(Records)
__________________________________________________

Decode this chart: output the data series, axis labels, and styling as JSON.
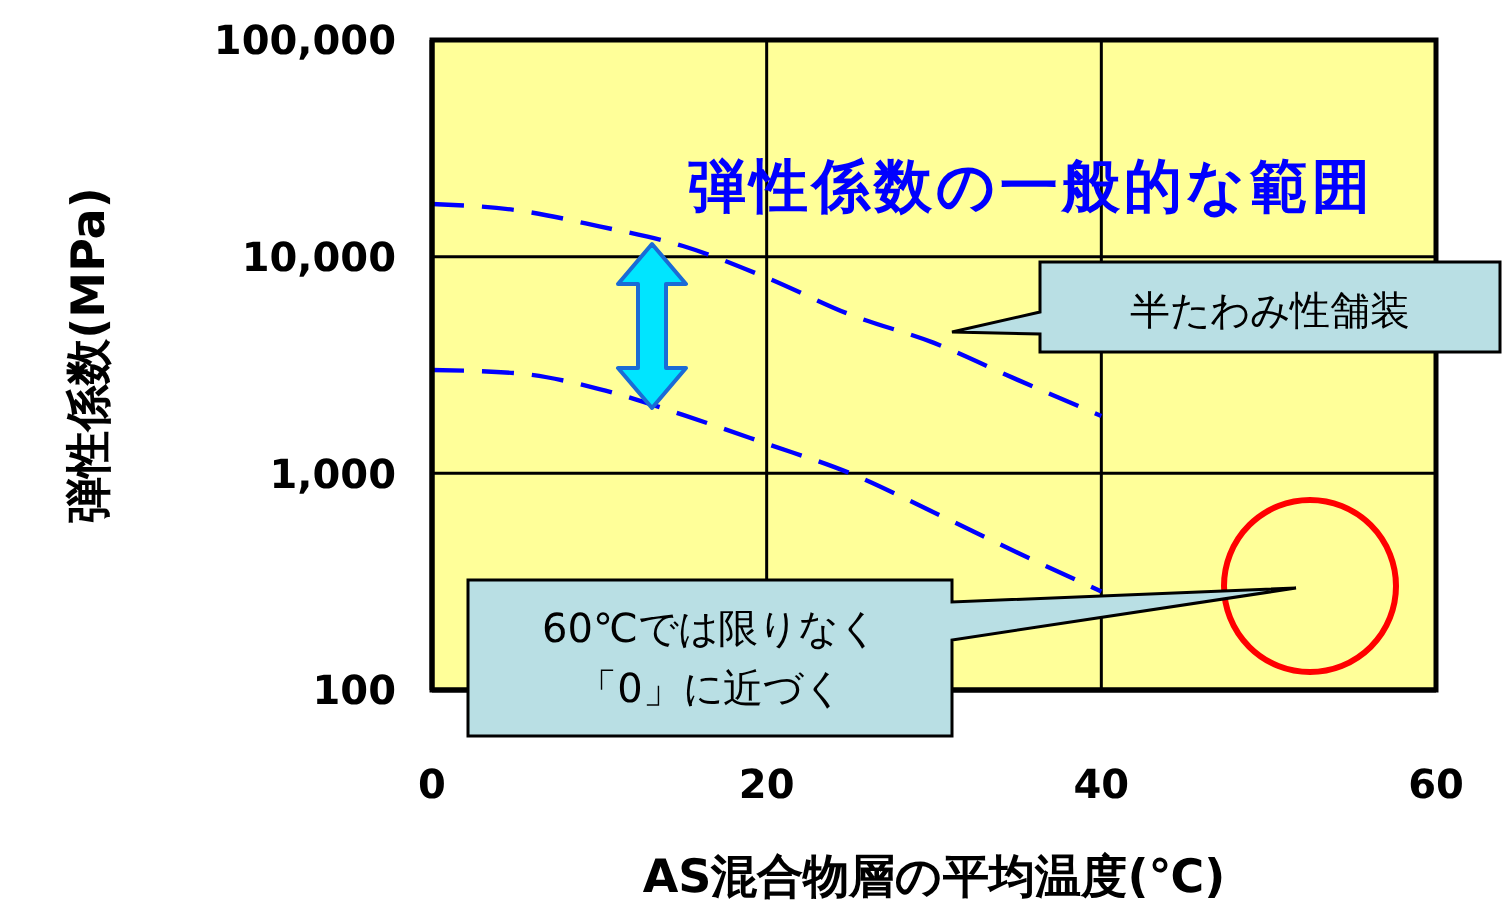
{
  "chart_data": {
    "type": "line",
    "xlabel": "AS混合物層の平均温度(℃)",
    "ylabel": "弾性係数(MPa)",
    "x": [
      0,
      5,
      10,
      15,
      20,
      25,
      30,
      35,
      40
    ],
    "series": [
      {
        "color": "#0000ff",
        "values": [
          17500,
          16400,
          13800,
          11200,
          8000,
          5400,
          4000,
          2700,
          1840
        ]
      },
      {
        "color": "#0000ff",
        "values": [
          3000,
          2900,
          2450,
          1860,
          1370,
          1000,
          660,
          430,
          285
        ]
      }
    ],
    "xlim": [
      0,
      60
    ],
    "xticks": [
      0,
      20,
      40,
      60
    ],
    "ylim": [
      100,
      100000
    ],
    "yticks": [
      {
        "value": 100,
        "label": "100"
      },
      {
        "value": 1000,
        "label": "1,000"
      },
      {
        "value": 10000,
        "label": "10,000"
      },
      {
        "value": 100000,
        "label": "100,000"
      }
    ],
    "log": true,
    "grid": true,
    "marker": "none",
    "line_style": "dashed",
    "annotations": [
      "弾性係数の一般的な範囲",
      "半たわみ性舗装",
      "60℃では限りなく",
      "「0」に近づく"
    ]
  }
}
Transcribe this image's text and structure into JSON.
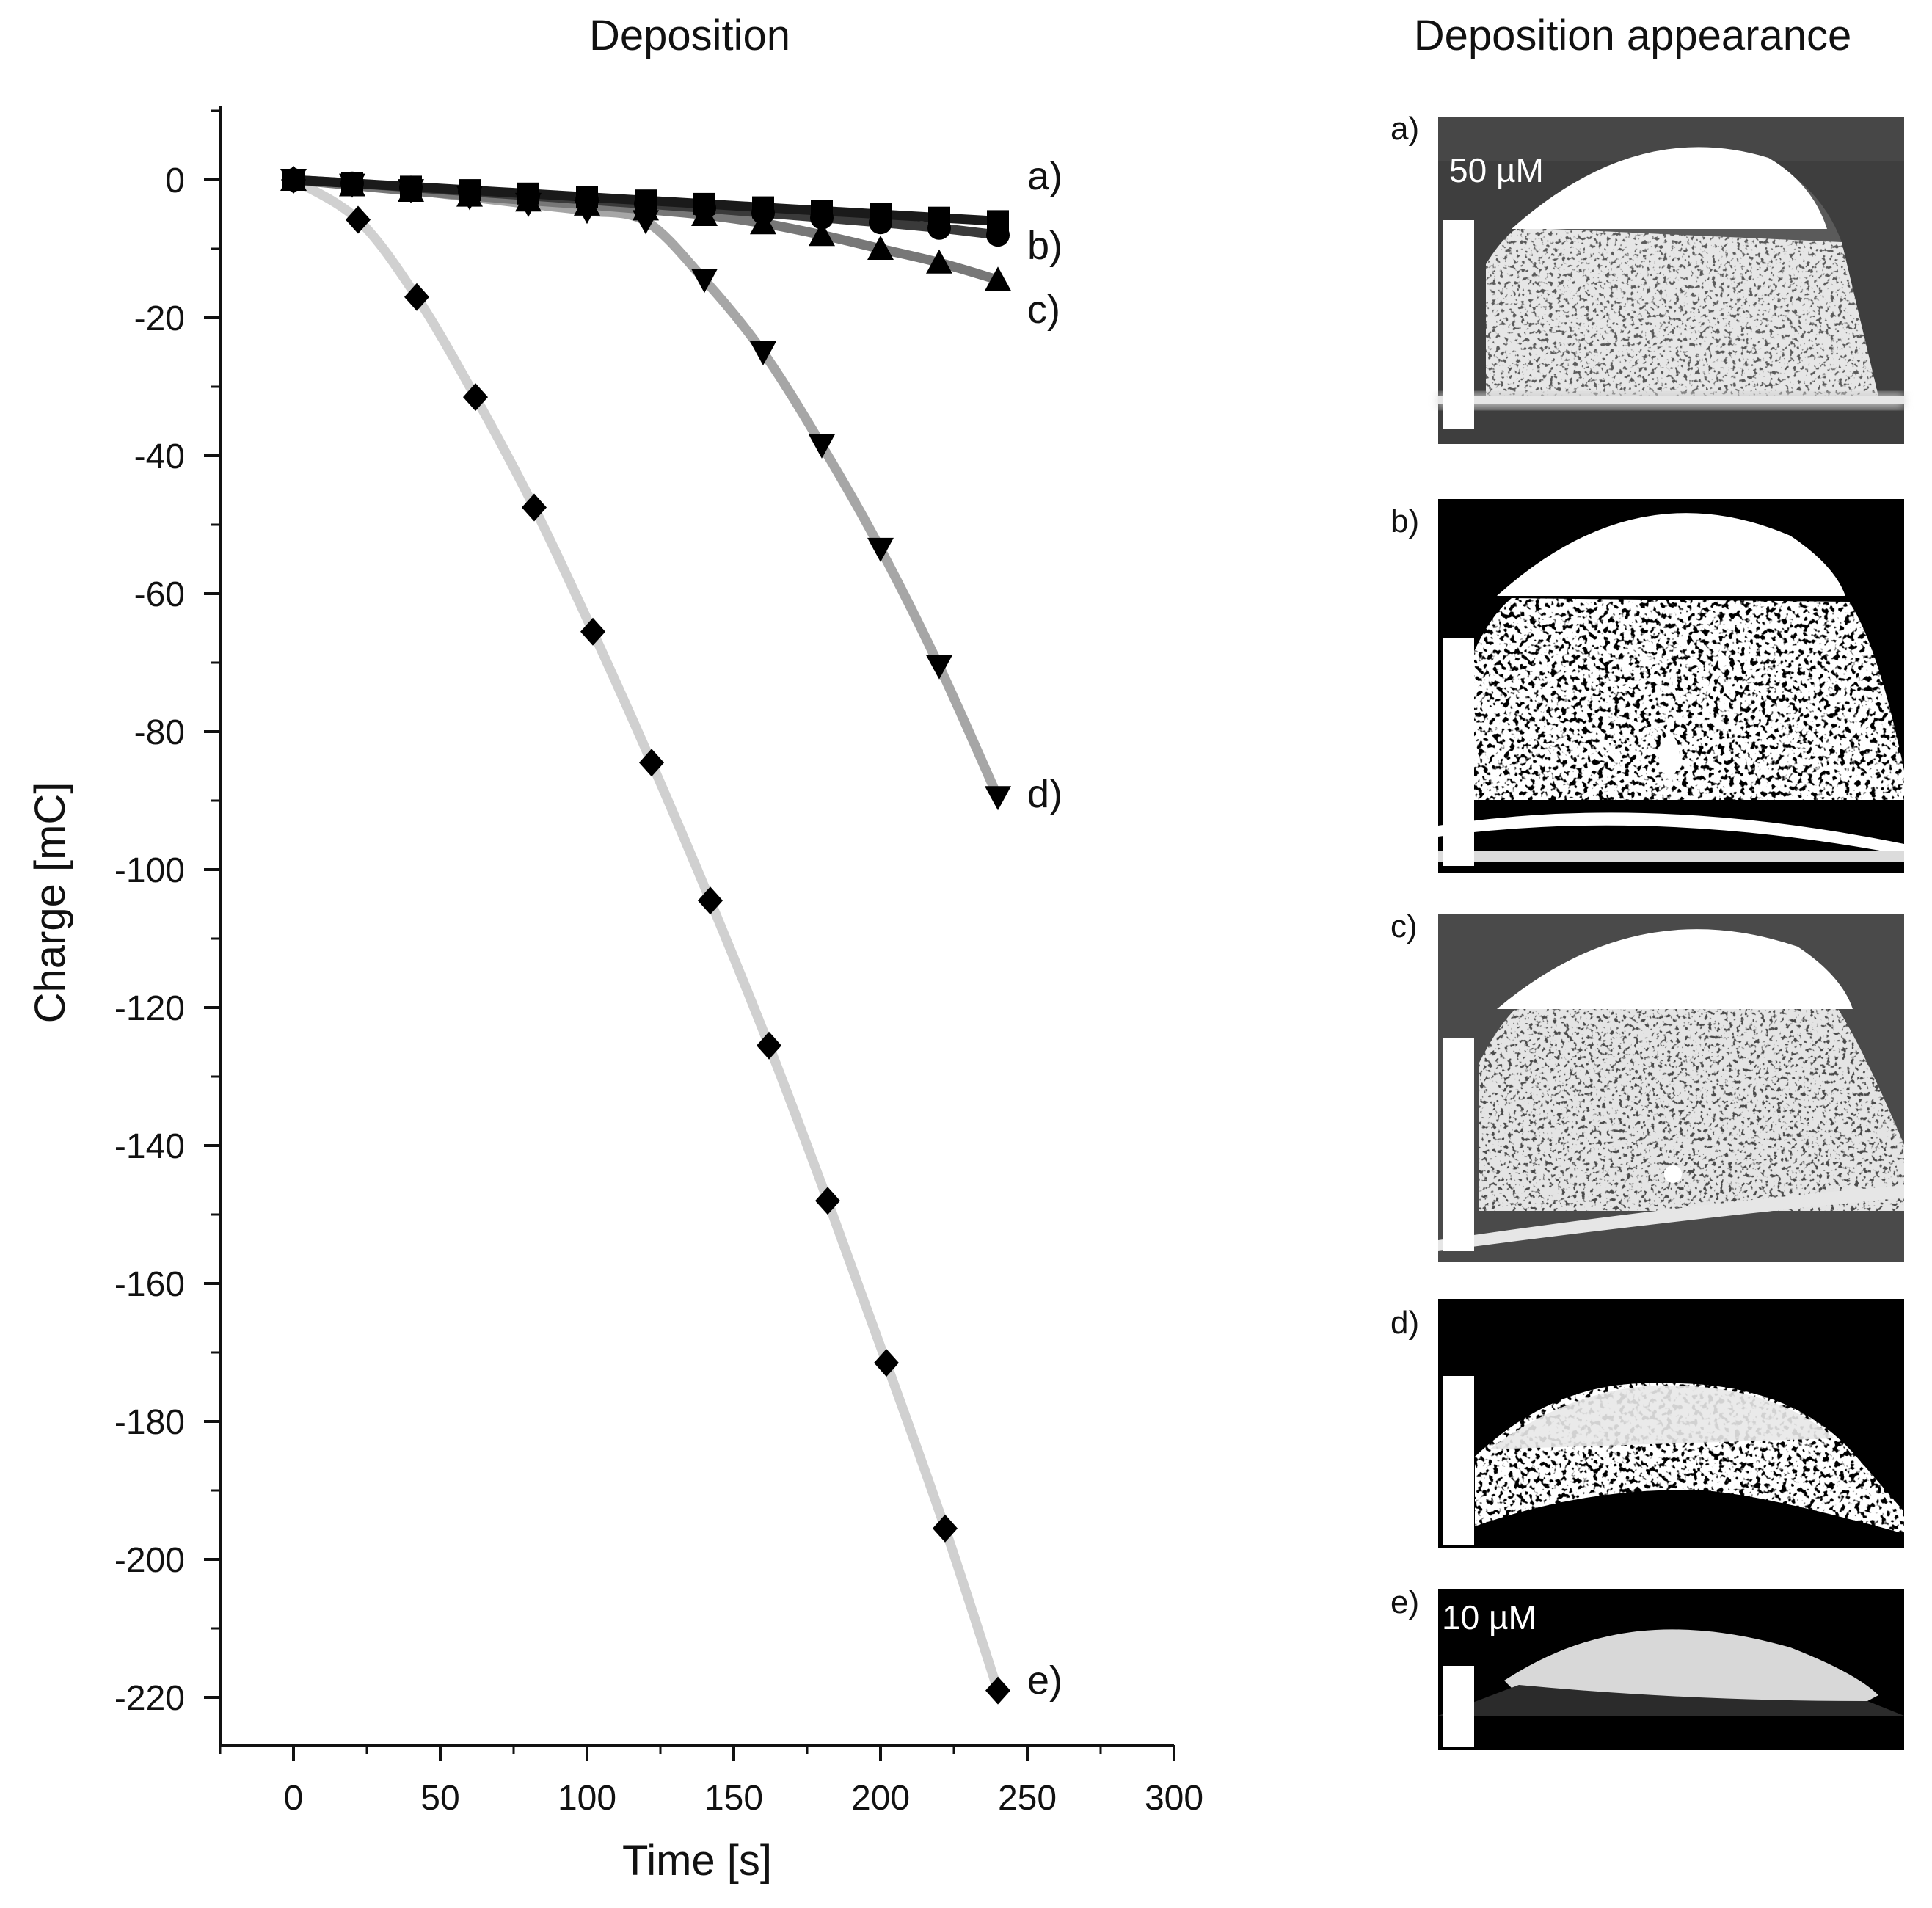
{
  "chart_data": {
    "type": "line",
    "title": "Deposition",
    "xlabel": "Time [s]",
    "ylabel": "Charge [mC]",
    "xlim": [
      -25,
      300
    ],
    "ylim": [
      -225,
      10
    ],
    "xticks": [
      0,
      50,
      100,
      150,
      200,
      250,
      300
    ],
    "yticks": [
      0,
      -20,
      -40,
      -60,
      -80,
      -100,
      -120,
      -140,
      -160,
      -180,
      -200,
      -220
    ],
    "grid": false,
    "series": [
      {
        "name": "a)",
        "marker": "square",
        "line_color": "#1a1a1a",
        "x": [
          0,
          20,
          40,
          60,
          80,
          100,
          120,
          140,
          160,
          180,
          200,
          220,
          240
        ],
        "y": [
          0,
          -0.5,
          -1,
          -1.5,
          -2,
          -2.5,
          -3,
          -3.5,
          -4,
          -4.5,
          -5,
          -5.5,
          -6
        ]
      },
      {
        "name": "b)",
        "marker": "circle",
        "line_color": "#3a3a3a",
        "x": [
          0,
          20,
          40,
          60,
          80,
          100,
          120,
          140,
          160,
          180,
          200,
          220,
          240
        ],
        "y": [
          0,
          -0.5,
          -1.1,
          -1.7,
          -2.3,
          -2.9,
          -3.5,
          -4.1,
          -4.8,
          -5.5,
          -6.2,
          -7,
          -8
        ]
      },
      {
        "name": "c)",
        "marker": "triangle-up",
        "line_color": "#777777",
        "x": [
          0,
          20,
          40,
          60,
          80,
          100,
          120,
          140,
          160,
          180,
          200,
          220,
          240
        ],
        "y": [
          0,
          -0.8,
          -1.6,
          -2.3,
          -3,
          -3.6,
          -4.3,
          -5.1,
          -6.3,
          -8,
          -10,
          -12,
          -14.5
        ]
      },
      {
        "name": "d)",
        "marker": "triangle-down",
        "line_color": "#a6a6a6",
        "x": [
          0,
          20,
          40,
          60,
          80,
          100,
          120,
          140,
          160,
          180,
          200,
          220,
          240
        ],
        "y": [
          0,
          -0.7,
          -1.5,
          -2.5,
          -3.5,
          -4.5,
          -6,
          -14.5,
          -25,
          -38.5,
          -53.5,
          -70.5,
          -89.5
        ]
      },
      {
        "name": "e)",
        "marker": "diamond",
        "line_color": "#d0d0d0",
        "x": [
          0,
          22,
          42,
          62,
          82,
          102,
          122,
          142,
          162,
          182,
          202,
          222,
          240
        ],
        "y": [
          0,
          -5.8,
          -17,
          -31.5,
          -47.5,
          -65.5,
          -84.5,
          -104.5,
          -125.5,
          -148,
          -171.5,
          -195.5,
          -219
        ]
      }
    ]
  },
  "appearance": {
    "title": "Deposition appearance",
    "panels": [
      {
        "tag": "a)",
        "scale_text": "50 µM"
      },
      {
        "tag": "b)"
      },
      {
        "tag": "c)"
      },
      {
        "tag": "d)"
      },
      {
        "tag": "e)",
        "scale_text": "10 µM"
      }
    ]
  }
}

__________________________________________________

_TO DO_
Make an exact copy of the listing above. Do not include the pictures.

_TASK RESULT_
Decode this chart: output the data series, axis labels, and styling as JSON.
{
  "chart_data": {
    "type": "line",
    "xlabel": "AS混合物層の平均温度(℃)",
    "ylabel": "弾性係数(MPa)",
    "x": [
      0,
      5,
      10,
      15,
      20,
      25,
      30,
      35,
      40
    ],
    "series": [
      {
        "color": "#0000ff",
        "values": [
          17500,
          16400,
          13800,
          11200,
          8000,
          5400,
          4000,
          2700,
          1840
        ]
      },
      {
        "color": "#0000ff",
        "values": [
          3000,
          2900,
          2450,
          1860,
          1370,
          1000,
          660,
          430,
          285
        ]
      }
    ],
    "xlim": [
      0,
      60
    ],
    "xticks": [
      0,
      20,
      40,
      60
    ],
    "ylim": [
      100,
      100000
    ],
    "yticks": [
      {
        "value": 100,
        "label": "100"
      },
      {
        "value": 1000,
        "label": "1,000"
      },
      {
        "value": 10000,
        "label": "10,000"
      },
      {
        "value": 100000,
        "label": "100,000"
      }
    ],
    "log": true,
    "grid": true,
    "marker": "none",
    "line_style": "dashed",
    "annotations": [
      "弾性係数の一般的な範囲",
      "半たわみ性舗装",
      "60℃では限りなく",
      "「0」に近づく"
    ]
  }
}
Transcribe this image's text and structure into JSON.
{
  "chart_data": {
    "type": "line",
    "title": "Deposition",
    "xlabel": "Time [s]",
    "ylabel": "Charge [mC]",
    "xlim": [
      -25,
      300
    ],
    "ylim": [
      -225,
      10
    ],
    "xticks": [
      0,
      50,
      100,
      150,
      200,
      250,
      300
    ],
    "yticks": [
      0,
      -20,
      -40,
      -60,
      -80,
      -100,
      -120,
      -140,
      -160,
      -180,
      -200,
      -220
    ],
    "grid": false,
    "series": [
      {
        "name": "a)",
        "marker": "square",
        "line_color": "#1a1a1a",
        "x": [
          0,
          20,
          40,
          60,
          80,
          100,
          120,
          140,
          160,
          180,
          200,
          220,
          240
        ],
        "y": [
          0,
          -0.5,
          -1,
          -1.5,
          -2,
          -2.5,
          -3,
          -3.5,
          -4,
          -4.5,
          -5,
          -5.5,
          -6
        ]
      },
      {
        "name": "b)",
        "marker": "circle",
        "line_color": "#3a3a3a",
        "x": [
          0,
          20,
          40,
          60,
          80,
          100,
          120,
          140,
          160,
          180,
          200,
          220,
          240
        ],
        "y": [
          0,
          -0.5,
          -1.1,
          -1.7,
          -2.3,
          -2.9,
          -3.5,
          -4.1,
          -4.8,
          -5.5,
          -6.2,
          -7,
          -8
        ]
      },
      {
        "name": "c)",
        "marker": "triangle-up",
        "line_color": "#777777",
        "x": [
          0,
          20,
          40,
          60,
          80,
          100,
          120,
          140,
          160,
          180,
          200,
          220,
          240
        ],
        "y": [
          0,
          -0.8,
          -1.6,
          -2.3,
          -3,
          -3.6,
          -4.3,
          -5.1,
          -6.3,
          -8,
          -10,
          -12,
          -14.5
        ]
      },
      {
        "name": "d)",
        "marker": "triangle-down",
        "line_color": "#a6a6a6",
        "x": [
          0,
          20,
          40,
          60,
          80,
          100,
          120,
          140,
          160,
          180,
          200,
          220,
          240
        ],
        "y": [
          0,
          -0.7,
          -1.5,
          -2.5,
          -3.5,
          -4.5,
          -6,
          -14.5,
          -25,
          -38.5,
          -53.5,
          -70.5,
          -89.5
        ]
      },
      {
        "name": "e)",
        "marker": "diamond",
        "line_color": "#d0d0d0",
        "x": [
          0,
          22,
          42,
          62,
          82,
          102,
          122,
          142,
          162,
          182,
          202,
          222,
          240
        ],
        "y": [
          0,
          -5.8,
          -17,
          -31.5,
          -47.5,
          -65.5,
          -84.5,
          -104.5,
          -125.5,
          -148,
          -171.5,
          -195.5,
          -219
        ]
      }
    ]
  },
  "appearance": {
    "title": "Deposition appearance",
    "panels": [
      {
        "tag": "a)",
        "scale_text": "50 µM"
      },
      {
        "tag": "b)"
      },
      {
        "tag": "c)"
      },
      {
        "tag": "d)"
      },
      {
        "tag": "e)",
        "scale_text": "10 µM"
      }
    ]
  }
}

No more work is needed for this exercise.